Saved entries
□ □ □ □
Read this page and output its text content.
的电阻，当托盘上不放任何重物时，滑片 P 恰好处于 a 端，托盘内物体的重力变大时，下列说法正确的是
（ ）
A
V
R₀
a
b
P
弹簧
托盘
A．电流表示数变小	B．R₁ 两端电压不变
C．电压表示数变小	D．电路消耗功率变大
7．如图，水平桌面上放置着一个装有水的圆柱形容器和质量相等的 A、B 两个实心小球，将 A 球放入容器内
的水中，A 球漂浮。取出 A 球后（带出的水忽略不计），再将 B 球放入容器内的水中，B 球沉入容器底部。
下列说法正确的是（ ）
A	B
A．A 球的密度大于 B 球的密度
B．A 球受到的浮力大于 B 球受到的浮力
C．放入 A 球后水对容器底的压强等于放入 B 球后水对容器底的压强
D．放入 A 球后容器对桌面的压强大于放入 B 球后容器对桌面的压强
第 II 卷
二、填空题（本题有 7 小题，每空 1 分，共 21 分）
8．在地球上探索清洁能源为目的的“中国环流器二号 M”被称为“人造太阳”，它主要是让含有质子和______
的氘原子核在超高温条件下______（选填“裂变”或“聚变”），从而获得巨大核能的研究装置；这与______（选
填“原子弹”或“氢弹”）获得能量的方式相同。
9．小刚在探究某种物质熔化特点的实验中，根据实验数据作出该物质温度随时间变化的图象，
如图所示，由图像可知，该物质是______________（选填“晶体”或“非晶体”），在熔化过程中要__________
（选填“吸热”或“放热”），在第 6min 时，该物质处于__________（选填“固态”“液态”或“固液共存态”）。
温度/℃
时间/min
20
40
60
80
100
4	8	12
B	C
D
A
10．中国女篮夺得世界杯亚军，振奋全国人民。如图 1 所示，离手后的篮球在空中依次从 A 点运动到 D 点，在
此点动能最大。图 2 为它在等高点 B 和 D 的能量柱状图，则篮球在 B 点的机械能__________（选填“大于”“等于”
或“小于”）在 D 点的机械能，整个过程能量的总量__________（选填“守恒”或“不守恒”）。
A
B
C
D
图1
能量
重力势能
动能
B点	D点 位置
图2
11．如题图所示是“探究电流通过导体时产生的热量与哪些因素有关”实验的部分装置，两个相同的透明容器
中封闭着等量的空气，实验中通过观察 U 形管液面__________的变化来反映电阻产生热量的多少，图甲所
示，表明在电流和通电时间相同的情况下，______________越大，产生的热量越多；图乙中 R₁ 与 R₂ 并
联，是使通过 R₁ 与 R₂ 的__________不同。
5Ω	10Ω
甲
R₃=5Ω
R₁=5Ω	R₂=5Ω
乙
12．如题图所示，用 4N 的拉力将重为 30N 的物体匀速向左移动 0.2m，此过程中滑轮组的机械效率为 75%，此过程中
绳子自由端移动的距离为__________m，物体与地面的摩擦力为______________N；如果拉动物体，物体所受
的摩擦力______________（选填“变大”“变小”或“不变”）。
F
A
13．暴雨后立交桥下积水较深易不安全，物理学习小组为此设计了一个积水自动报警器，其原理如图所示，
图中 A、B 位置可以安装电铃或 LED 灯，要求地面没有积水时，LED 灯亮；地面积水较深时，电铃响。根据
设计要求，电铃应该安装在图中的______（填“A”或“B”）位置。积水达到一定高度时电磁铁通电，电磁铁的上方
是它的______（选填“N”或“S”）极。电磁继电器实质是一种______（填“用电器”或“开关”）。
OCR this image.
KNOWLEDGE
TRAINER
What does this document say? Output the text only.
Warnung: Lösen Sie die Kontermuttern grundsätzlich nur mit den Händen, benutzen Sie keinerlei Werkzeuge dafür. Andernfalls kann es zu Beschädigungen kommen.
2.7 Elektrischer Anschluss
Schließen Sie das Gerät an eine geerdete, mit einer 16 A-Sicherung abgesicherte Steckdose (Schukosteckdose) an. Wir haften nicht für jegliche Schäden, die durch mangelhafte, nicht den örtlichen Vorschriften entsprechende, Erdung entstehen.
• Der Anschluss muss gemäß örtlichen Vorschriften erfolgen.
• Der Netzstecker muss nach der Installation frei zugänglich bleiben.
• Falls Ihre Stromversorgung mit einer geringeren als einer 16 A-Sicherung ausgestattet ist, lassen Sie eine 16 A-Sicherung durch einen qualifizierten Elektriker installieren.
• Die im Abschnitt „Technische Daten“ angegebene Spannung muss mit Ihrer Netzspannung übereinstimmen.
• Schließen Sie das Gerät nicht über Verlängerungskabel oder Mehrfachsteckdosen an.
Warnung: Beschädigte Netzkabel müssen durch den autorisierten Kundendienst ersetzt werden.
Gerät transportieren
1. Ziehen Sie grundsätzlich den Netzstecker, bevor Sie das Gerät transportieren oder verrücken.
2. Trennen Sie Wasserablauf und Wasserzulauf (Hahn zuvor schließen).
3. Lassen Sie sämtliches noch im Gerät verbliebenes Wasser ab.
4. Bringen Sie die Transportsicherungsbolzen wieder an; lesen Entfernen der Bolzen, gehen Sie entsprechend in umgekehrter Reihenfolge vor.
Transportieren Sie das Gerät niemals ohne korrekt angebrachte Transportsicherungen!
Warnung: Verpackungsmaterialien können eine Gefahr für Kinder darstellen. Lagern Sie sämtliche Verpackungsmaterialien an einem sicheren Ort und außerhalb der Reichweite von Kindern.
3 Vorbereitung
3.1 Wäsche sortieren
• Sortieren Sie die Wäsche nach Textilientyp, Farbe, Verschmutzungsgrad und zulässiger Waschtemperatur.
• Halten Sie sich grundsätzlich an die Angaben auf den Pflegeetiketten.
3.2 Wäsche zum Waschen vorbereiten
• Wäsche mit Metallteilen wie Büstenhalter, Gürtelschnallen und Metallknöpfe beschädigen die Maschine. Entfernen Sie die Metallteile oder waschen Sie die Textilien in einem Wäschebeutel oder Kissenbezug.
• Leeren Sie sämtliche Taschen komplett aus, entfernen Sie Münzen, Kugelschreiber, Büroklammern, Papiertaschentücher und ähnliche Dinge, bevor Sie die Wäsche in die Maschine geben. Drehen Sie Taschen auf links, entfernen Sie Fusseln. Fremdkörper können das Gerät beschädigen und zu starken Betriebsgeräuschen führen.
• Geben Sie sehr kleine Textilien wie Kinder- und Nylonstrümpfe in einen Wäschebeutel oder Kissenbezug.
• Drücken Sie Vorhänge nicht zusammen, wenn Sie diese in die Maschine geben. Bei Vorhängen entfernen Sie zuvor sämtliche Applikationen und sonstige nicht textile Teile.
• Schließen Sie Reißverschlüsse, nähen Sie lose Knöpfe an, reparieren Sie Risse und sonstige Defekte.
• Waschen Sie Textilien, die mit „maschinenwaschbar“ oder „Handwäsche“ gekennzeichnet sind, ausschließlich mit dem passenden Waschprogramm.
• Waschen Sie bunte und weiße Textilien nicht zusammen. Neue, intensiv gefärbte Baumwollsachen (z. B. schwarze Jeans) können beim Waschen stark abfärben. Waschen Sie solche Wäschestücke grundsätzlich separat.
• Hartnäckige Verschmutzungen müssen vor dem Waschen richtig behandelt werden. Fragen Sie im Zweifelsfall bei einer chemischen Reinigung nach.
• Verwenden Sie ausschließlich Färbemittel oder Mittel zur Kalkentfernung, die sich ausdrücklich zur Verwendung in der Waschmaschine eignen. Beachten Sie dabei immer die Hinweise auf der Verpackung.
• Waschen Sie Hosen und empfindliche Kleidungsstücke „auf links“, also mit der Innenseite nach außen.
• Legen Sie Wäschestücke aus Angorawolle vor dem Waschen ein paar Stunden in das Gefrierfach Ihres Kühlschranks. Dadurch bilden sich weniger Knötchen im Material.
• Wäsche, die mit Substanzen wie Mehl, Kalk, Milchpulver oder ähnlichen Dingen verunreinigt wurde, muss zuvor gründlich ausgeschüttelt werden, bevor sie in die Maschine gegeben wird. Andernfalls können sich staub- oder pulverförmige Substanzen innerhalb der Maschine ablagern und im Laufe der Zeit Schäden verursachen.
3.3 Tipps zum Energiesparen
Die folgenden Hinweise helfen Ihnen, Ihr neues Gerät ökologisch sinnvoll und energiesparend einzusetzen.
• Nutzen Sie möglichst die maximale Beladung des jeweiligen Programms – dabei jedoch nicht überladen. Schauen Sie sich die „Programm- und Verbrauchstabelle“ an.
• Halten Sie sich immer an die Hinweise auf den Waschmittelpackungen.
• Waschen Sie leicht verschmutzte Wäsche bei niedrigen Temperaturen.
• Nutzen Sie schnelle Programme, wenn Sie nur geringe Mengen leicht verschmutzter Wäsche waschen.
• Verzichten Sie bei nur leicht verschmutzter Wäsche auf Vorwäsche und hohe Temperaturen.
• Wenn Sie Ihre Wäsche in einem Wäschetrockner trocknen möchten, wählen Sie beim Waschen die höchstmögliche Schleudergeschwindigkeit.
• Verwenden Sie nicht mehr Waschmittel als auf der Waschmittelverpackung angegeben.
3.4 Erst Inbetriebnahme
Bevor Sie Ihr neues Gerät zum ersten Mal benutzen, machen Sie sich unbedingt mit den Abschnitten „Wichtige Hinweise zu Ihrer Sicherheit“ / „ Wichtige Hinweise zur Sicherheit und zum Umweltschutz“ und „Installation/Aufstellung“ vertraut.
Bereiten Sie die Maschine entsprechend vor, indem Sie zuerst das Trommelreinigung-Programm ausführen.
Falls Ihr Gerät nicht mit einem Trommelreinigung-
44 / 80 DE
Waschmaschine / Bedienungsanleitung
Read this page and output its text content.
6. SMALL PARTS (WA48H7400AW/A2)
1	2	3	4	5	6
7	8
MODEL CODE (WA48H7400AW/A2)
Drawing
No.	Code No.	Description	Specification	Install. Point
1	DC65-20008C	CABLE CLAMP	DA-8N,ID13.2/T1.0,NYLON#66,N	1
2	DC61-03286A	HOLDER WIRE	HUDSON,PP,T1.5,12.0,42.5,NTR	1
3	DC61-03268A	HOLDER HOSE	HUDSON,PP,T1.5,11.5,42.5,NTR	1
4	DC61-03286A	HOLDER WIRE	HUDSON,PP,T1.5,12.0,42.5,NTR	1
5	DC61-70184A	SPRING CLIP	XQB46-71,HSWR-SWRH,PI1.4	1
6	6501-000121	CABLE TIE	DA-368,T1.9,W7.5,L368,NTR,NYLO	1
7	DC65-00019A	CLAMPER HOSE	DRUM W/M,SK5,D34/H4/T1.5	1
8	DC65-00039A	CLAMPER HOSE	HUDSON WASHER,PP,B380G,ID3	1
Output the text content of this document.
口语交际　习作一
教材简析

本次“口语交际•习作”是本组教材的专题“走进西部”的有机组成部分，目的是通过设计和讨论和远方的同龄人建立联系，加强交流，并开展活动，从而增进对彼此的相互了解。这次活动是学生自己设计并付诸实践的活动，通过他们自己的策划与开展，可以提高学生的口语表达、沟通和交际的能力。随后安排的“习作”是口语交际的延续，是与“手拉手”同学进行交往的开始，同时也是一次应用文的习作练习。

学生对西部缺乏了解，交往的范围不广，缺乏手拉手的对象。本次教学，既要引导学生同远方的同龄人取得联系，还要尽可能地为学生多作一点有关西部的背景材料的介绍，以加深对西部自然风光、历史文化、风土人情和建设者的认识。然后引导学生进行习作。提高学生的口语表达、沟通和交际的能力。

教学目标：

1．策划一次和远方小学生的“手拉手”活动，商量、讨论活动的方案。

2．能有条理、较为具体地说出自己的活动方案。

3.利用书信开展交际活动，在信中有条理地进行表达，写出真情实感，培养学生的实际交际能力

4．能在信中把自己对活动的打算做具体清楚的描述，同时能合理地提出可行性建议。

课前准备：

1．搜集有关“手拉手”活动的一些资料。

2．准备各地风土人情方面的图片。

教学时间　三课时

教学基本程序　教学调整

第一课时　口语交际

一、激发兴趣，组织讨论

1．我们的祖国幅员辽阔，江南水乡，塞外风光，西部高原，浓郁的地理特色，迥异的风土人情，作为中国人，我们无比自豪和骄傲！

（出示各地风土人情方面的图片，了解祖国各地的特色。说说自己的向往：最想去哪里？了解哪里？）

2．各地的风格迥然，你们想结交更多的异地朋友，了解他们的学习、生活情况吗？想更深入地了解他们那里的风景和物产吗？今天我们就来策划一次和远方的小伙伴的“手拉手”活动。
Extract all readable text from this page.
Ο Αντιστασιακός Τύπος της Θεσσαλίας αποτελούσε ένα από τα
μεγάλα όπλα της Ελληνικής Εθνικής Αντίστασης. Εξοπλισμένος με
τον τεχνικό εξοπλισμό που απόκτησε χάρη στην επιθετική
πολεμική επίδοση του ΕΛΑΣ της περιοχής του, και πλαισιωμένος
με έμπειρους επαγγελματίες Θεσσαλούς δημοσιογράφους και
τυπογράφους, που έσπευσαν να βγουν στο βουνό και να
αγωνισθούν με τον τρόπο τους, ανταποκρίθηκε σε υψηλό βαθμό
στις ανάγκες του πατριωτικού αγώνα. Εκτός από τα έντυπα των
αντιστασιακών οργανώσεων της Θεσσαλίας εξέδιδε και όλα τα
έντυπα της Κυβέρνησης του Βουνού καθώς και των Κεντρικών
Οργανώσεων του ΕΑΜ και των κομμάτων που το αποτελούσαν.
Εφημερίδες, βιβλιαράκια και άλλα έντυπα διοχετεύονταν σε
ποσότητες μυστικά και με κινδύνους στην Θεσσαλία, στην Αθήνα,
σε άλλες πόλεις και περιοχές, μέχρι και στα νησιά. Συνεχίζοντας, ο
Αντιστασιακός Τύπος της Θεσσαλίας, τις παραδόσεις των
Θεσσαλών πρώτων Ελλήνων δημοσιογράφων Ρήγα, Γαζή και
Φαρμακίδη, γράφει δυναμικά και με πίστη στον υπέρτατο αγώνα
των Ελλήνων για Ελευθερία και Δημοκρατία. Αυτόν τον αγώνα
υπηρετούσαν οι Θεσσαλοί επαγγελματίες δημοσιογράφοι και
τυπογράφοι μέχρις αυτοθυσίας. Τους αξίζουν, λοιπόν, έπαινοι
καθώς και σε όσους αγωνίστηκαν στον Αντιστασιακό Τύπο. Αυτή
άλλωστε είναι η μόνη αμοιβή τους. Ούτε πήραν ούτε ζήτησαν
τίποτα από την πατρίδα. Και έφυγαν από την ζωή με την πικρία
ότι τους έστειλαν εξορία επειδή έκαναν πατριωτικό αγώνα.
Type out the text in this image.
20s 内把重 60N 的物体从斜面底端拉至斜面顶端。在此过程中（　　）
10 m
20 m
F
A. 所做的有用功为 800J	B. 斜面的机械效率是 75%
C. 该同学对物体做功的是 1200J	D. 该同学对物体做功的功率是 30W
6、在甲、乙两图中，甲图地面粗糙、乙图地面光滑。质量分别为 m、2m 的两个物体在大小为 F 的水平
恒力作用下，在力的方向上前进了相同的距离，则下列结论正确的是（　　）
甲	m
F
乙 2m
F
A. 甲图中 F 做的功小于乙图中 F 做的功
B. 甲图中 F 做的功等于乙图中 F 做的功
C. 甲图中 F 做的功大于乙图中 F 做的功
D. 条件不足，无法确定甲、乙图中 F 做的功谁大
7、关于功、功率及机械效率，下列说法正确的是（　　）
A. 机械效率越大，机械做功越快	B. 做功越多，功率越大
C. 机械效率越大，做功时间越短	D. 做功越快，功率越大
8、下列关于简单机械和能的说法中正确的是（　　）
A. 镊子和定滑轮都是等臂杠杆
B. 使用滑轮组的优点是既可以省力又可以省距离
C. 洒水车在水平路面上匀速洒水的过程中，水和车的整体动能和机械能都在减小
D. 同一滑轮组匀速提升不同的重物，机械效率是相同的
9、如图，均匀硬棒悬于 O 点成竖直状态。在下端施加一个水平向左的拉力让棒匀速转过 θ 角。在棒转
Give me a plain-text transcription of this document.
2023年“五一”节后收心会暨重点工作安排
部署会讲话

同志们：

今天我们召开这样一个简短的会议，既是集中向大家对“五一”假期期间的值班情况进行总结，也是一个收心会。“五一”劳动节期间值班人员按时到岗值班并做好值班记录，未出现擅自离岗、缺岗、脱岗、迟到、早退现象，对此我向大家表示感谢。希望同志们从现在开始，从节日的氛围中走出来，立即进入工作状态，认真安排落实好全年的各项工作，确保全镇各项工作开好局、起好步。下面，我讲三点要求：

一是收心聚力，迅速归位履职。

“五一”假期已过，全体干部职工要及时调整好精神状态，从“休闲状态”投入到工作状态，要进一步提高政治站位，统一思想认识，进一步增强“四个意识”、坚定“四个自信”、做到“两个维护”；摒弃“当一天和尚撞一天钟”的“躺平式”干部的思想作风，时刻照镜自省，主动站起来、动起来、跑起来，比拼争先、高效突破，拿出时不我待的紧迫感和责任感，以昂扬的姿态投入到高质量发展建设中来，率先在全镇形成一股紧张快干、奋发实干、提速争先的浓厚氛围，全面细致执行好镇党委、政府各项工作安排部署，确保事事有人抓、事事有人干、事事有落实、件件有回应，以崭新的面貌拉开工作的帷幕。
□ □ □ □
## [GIVEN TASK]
Using the listing, collect all lines in which the string "口语交际" is found.

## [FULL SOLUTION]
口语交际　习作一
本次“口语交际•习作”是本组教材的专题“走进西部”的有机组成部分，目的是通过设计和讨论和远方的同龄人建立联系，加强交流，并开展活动，从而增进对彼此的相互了解。这次活动是学生自己设计并付诸实践的活动，通过他们自己的策划与开展，可以提高学生的口语表达、沟通和交际的能力。随后安排的“习作”是口语交际的延续，是与“手拉手”同学进行交往的开始，同时也是一次应用文的习作练习。
第一课时　口语交际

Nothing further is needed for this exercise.